- **Exercise material**:
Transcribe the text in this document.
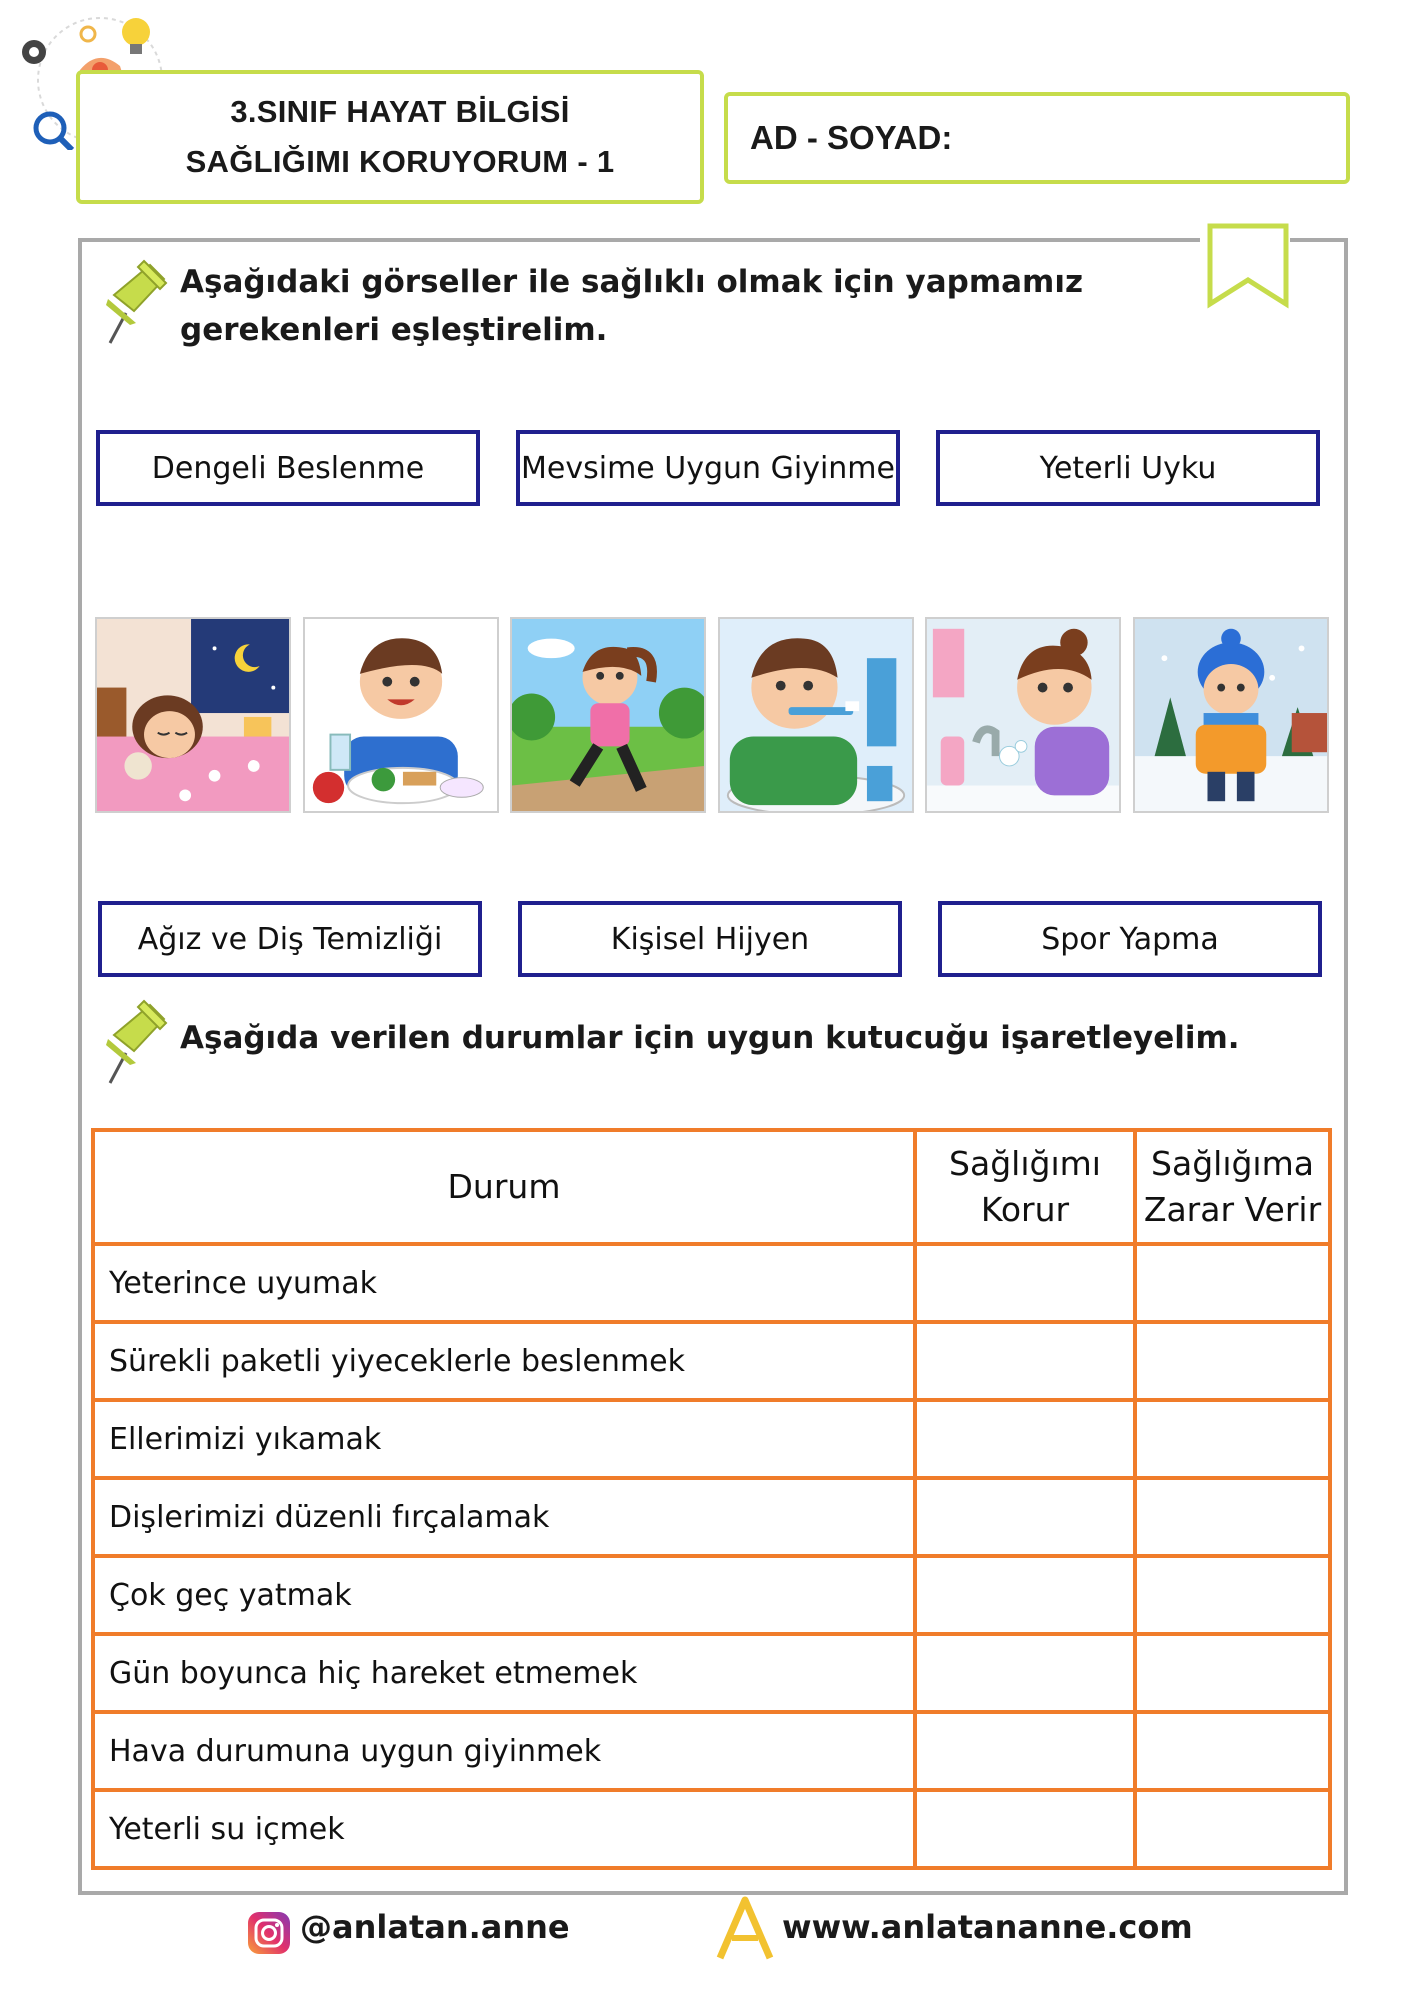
3.SINIF HAYAT BİLGİSİ
SAĞLIĞIMI KORUYORUM - 1
AD - SOYAD:
Aşağıdaki görseller ile sağlıklı olmak için yapmamız
gerekenleri eşleştirelim.
Dengeli Beslenme	Mevsime Uygun Giyinme	Yeterli Uyku
Ağız ve Diş Temizliği	Kişisel Hijyen	Spor Yapma
Aşağıda verilen durumlar için uygun kutucuğu işaretleyelim.
Durum	Sağlığımı Korur	Sağlığıma Zarar Verir
Yeterince uyumak		
Sürekli paketli yiyeceklerle beslenmek		
Ellerimizi yıkamak		
Dişlerimizi düzenli fırçalamak		
Çok geç yatmak		
Gün boyunca hiç hareket etmemek		
Hava durumuna uygun giyinmek		
Yeterli su içmek		
@anlatan.anne	www.anlatananne.com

- **What the task asks**:
Quote every line word for word and keep the images out of the copy.

- **Correct response**:
Transcribe the text in this document.
3.SINIF HAYAT BİLGİSİ
SAĞLIĞIMI KORUYORUM - 1
AD - SOYAD:
Aşağıdaki görseller ile sağlıklı olmak için yapmamız
gerekenleri eşleştirelim.
Dengeli Beslenme	Mevsime Uygun Giyinme	Yeterli Uyku
Ağız ve Diş Temizliği	Kişisel Hijyen	Spor Yapma
Aşağıda verilen durumlar için uygun kutucuğu işaretleyelim.
Durum	Sağlığımı Korur	Sağlığıma Zarar Verir
Yeterince uyumak		
Sürekli paketli yiyeceklerle beslenmek		
Ellerimizi yıkamak		
Dişlerimizi düzenli fırçalamak		
Çok geç yatmak		
Gün boyunca hiç hareket etmemek		
Hava durumuna uygun giyinmek		
Yeterli su içmek		
@anlatan.anne	www.anlatananne.com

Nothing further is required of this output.